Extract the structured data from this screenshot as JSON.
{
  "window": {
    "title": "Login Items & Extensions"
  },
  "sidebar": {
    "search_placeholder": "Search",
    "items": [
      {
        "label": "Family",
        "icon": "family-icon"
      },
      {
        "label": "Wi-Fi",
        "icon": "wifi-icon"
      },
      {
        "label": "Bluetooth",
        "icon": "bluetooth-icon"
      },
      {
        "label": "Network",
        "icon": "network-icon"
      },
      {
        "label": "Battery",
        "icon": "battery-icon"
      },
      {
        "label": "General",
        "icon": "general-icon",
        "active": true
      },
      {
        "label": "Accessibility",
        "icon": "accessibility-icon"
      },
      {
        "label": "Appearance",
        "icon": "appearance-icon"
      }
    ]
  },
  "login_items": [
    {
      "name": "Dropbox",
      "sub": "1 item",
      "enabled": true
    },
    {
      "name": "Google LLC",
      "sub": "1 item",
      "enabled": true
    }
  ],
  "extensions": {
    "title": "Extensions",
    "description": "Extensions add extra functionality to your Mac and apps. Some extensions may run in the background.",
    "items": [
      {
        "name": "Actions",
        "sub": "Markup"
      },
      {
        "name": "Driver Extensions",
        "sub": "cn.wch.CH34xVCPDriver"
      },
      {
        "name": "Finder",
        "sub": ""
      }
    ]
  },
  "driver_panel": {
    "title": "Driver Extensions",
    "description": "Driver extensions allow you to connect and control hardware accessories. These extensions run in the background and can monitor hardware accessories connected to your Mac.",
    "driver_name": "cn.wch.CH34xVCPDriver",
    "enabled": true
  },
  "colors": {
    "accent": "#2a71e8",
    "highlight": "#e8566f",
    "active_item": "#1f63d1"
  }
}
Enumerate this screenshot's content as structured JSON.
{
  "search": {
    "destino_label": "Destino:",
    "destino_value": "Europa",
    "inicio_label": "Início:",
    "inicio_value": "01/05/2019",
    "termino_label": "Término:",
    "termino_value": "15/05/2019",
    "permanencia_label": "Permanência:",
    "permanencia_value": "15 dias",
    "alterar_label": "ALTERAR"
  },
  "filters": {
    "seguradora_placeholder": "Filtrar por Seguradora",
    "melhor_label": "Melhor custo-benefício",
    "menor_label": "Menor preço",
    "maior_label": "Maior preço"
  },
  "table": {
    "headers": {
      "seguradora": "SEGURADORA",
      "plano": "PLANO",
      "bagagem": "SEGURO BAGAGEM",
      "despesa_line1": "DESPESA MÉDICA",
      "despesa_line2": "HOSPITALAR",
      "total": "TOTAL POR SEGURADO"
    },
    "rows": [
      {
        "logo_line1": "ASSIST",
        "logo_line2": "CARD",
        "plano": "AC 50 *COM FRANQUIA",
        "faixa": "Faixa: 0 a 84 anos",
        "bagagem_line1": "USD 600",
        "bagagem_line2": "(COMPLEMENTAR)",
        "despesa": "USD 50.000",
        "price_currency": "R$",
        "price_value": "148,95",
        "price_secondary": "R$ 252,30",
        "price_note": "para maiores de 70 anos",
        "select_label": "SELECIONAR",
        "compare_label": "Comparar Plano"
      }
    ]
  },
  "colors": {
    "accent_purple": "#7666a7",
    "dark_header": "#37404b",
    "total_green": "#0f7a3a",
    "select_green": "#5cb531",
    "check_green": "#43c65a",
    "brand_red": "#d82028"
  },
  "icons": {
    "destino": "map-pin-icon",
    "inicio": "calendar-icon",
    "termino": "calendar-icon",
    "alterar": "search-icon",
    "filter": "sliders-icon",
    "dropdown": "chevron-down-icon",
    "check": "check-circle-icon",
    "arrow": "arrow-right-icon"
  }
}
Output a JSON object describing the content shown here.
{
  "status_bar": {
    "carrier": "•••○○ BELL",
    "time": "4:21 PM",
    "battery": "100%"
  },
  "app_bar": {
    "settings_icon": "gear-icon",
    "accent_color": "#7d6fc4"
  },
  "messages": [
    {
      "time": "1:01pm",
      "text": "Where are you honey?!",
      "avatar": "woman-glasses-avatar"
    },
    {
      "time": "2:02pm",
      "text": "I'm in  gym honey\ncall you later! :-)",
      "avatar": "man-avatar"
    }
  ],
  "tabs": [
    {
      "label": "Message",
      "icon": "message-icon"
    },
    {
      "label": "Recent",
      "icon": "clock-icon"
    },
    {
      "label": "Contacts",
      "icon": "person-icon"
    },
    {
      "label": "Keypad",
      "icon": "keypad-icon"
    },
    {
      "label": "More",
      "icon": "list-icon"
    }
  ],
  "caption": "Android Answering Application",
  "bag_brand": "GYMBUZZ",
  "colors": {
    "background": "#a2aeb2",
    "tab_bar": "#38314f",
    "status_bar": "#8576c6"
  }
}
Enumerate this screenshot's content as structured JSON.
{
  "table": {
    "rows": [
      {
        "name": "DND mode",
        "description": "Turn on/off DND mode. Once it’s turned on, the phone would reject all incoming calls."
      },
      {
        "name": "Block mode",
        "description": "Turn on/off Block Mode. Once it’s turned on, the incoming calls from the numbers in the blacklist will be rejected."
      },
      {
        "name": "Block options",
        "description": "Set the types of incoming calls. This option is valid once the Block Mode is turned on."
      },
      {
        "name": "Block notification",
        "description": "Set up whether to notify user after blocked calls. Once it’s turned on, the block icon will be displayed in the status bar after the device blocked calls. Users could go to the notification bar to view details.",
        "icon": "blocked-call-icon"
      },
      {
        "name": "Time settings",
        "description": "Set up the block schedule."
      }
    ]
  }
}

○ ○ ○

## The exercise:
Repeat the entries shown above, every one, word for word.

## Output for this task:
Extract the structured data from this screenshot as JSON.
{
  "window": {
    "title": "Login Items & Extensions"
  },
  "sidebar": {
    "search_placeholder": "Search",
    "items": [
      {
        "label": "Family",
        "icon": "family-icon"
      },
      {
        "label": "Wi-Fi",
        "icon": "wifi-icon"
      },
      {
        "label": "Bluetooth",
        "icon": "bluetooth-icon"
      },
      {
        "label": "Network",
        "icon": "network-icon"
      },
      {
        "label": "Battery",
        "icon": "battery-icon"
      },
      {
        "label": "General",
        "icon": "general-icon",
        "active": true
      },
      {
        "label": "Accessibility",
        "icon": "accessibility-icon"
      },
      {
        "label": "Appearance",
        "icon": "appearance-icon"
      }
    ]
  },
  "login_items": [
    {
      "name": "Dropbox",
      "sub": "1 item",
      "enabled": true
    },
    {
      "name": "Google LLC",
      "sub": "1 item",
      "enabled": true
    }
  ],
  "extensions": {
    "title": "Extensions",
    "description": "Extensions add extra functionality to your Mac and apps. Some extensions may run in the background.",
    "items": [
      {
        "name": "Actions",
        "sub": "Markup"
      },
      {
        "name": "Driver Extensions",
        "sub": "cn.wch.CH34xVCPDriver"
      },
      {
        "name": "Finder",
        "sub": ""
      }
    ]
  },
  "driver_panel": {
    "title": "Driver Extensions",
    "description": "Driver extensions allow you to connect and control hardware accessories. These extensions run in the background and can monitor hardware accessories connected to your Mac.",
    "driver_name": "cn.wch.CH34xVCPDriver",
    "enabled": true
  },
  "colors": {
    "accent": "#2a71e8",
    "highlight": "#e8566f",
    "active_item": "#1f63d1"
  }
}
Enumerate this screenshot's content as structured JSON.
{
  "search": {
    "destino_label": "Destino:",
    "destino_value": "Europa",
    "inicio_label": "Início:",
    "inicio_value": "01/05/2019",
    "termino_label": "Término:",
    "termino_value": "15/05/2019",
    "permanencia_label": "Permanência:",
    "permanencia_value": "15 dias",
    "alterar_label": "ALTERAR"
  },
  "filters": {
    "seguradora_placeholder": "Filtrar por Seguradora",
    "melhor_label": "Melhor custo-benefício",
    "menor_label": "Menor preço",
    "maior_label": "Maior preço"
  },
  "table": {
    "headers": {
      "seguradora": "SEGURADORA",
      "plano": "PLANO",
      "bagagem": "SEGURO BAGAGEM",
      "despesa_line1": "DESPESA MÉDICA",
      "despesa_line2": "HOSPITALAR",
      "total": "TOTAL POR SEGURADO"
    },
    "rows": [
      {
        "logo_line1": "ASSIST",
        "logo_line2": "CARD",
        "plano": "AC 50 *COM FRANQUIA",
        "faixa": "Faixa: 0 a 84 anos",
        "bagagem_line1": "USD 600",
        "bagagem_line2": "(COMPLEMENTAR)",
        "despesa": "USD 50.000",
        "price_currency": "R$",
        "price_value": "148,95",
        "price_secondary": "R$ 252,30",
        "price_note": "para maiores de 70 anos",
        "select_label": "SELECIONAR",
        "compare_label": "Comparar Plano"
      }
    ]
  },
  "colors": {
    "accent_purple": "#7666a7",
    "dark_header": "#37404b",
    "total_green": "#0f7a3a",
    "select_green": "#5cb531",
    "check_green": "#43c65a",
    "brand_red": "#d82028"
  },
  "icons": {
    "destino": "map-pin-icon",
    "inicio": "calendar-icon",
    "termino": "calendar-icon",
    "alterar": "search-icon",
    "filter": "sliders-icon",
    "dropdown": "chevron-down-icon",
    "check": "check-circle-icon",
    "arrow": "arrow-right-icon"
  }
}
Output a JSON object describing the content shown here.
{
  "status_bar": {
    "carrier": "•••○○ BELL",
    "time": "4:21 PM",
    "battery": "100%"
  },
  "app_bar": {
    "settings_icon": "gear-icon",
    "accent_color": "#7d6fc4"
  },
  "messages": [
    {
      "time": "1:01pm",
      "text": "Where are you honey?!",
      "avatar": "woman-glasses-avatar"
    },
    {
      "time": "2:02pm",
      "text": "I'm in  gym honey\ncall you later! :-)",
      "avatar": "man-avatar"
    }
  ],
  "tabs": [
    {
      "label": "Message",
      "icon": "message-icon"
    },
    {
      "label": "Recent",
      "icon": "clock-icon"
    },
    {
      "label": "Contacts",
      "icon": "person-icon"
    },
    {
      "label": "Keypad",
      "icon": "keypad-icon"
    },
    {
      "label": "More",
      "icon": "list-icon"
    }
  ],
  "caption": "Android Answering Application",
  "bag_brand": "GYMBUZZ",
  "colors": {
    "background": "#a2aeb2",
    "tab_bar": "#38314f",
    "status_bar": "#8576c6"
  }
}
Enumerate this screenshot's content as structured JSON.
{
  "table": {
    "rows": [
      {
        "name": "DND mode",
        "description": "Turn on/off DND mode. Once it’s turned on, the phone would reject all incoming calls."
      },
      {
        "name": "Block mode",
        "description": "Turn on/off Block Mode. Once it’s turned on, the incoming calls from the numbers in the blacklist will be rejected."
      },
      {
        "name": "Block options",
        "description": "Set the types of incoming calls. This option is valid once the Block Mode is turned on."
      },
      {
        "name": "Block notification",
        "description": "Set up whether to notify user after blocked calls. Once it’s turned on, the block icon will be displayed in the status bar after the device blocked calls. Users could go to the notification bar to view details.",
        "icon": "blocked-call-icon"
      },
      {
        "name": "Time settings",
        "description": "Set up the block schedule."
      }
    ]
  }
}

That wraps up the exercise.